- _Given exercise_
Answer with one number: the count of lines in this material that hold the word "Show".

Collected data
/---
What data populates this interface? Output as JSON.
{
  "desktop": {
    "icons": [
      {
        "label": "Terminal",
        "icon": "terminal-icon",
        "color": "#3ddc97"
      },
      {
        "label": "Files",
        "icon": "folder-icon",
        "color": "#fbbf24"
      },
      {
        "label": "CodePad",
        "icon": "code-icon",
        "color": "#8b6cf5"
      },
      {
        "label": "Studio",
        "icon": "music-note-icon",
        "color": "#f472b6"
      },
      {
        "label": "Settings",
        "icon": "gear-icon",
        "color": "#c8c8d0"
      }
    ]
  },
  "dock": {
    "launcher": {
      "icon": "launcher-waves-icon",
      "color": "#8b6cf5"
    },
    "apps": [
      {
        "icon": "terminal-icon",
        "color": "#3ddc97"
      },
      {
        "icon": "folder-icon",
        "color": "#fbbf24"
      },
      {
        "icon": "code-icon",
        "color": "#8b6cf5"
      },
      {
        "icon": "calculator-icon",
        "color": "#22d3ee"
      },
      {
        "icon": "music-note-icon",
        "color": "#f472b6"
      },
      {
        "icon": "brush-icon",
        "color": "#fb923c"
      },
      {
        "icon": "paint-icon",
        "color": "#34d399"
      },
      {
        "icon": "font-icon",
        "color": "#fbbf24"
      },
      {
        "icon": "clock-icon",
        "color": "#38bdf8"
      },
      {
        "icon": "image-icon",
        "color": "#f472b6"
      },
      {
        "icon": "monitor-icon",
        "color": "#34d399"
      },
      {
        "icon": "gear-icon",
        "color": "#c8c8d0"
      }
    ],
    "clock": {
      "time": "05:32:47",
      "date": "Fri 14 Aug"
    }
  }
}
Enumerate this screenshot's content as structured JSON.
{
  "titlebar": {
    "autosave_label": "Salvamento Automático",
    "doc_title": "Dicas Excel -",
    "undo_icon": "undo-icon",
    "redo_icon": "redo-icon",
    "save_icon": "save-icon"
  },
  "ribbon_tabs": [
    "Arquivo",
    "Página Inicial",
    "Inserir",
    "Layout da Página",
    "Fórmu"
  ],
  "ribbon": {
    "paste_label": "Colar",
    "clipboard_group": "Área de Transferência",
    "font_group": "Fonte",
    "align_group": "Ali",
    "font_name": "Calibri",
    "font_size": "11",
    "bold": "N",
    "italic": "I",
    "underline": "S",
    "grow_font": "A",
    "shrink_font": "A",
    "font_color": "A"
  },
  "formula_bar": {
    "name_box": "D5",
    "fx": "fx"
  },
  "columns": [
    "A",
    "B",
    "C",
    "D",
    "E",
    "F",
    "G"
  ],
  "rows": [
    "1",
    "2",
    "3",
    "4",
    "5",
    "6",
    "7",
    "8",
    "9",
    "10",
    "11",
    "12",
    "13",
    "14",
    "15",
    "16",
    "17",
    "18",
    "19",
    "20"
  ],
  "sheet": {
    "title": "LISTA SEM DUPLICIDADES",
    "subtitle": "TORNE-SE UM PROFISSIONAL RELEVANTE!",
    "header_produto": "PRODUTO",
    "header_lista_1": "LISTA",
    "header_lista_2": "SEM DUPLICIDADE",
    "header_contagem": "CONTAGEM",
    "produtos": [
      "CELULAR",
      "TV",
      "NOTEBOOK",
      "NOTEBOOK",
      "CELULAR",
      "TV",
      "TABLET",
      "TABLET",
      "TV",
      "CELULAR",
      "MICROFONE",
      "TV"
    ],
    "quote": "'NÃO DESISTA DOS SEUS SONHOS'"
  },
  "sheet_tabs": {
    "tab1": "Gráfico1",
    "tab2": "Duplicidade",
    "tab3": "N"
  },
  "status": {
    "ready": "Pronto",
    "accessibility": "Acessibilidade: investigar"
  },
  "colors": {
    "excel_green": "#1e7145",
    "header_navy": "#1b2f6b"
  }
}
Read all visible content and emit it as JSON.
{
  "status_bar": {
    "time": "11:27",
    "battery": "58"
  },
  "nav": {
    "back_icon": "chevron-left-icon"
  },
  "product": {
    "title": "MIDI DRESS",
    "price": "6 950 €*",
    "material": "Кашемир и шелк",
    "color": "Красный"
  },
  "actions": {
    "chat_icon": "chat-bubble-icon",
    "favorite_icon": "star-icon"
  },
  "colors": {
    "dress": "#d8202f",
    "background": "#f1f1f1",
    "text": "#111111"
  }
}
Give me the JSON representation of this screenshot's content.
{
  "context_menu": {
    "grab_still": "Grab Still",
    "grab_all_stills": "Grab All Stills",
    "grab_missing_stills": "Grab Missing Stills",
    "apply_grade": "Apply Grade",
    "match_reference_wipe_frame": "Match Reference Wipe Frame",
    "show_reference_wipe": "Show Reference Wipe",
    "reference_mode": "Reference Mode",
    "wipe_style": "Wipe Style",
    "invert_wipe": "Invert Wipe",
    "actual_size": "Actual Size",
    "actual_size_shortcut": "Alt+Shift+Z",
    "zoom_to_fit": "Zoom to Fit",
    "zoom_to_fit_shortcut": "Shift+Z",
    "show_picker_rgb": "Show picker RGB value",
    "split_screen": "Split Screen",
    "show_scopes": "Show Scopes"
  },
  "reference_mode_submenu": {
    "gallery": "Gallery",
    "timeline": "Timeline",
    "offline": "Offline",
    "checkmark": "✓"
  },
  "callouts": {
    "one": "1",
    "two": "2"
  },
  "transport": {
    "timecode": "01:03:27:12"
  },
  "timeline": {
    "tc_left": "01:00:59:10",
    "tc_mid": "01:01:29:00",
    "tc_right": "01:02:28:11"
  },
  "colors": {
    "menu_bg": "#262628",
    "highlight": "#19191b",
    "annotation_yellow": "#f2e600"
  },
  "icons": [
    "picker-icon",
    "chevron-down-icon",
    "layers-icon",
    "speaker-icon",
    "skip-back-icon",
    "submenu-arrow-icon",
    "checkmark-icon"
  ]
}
\---
- _Expected answer_
3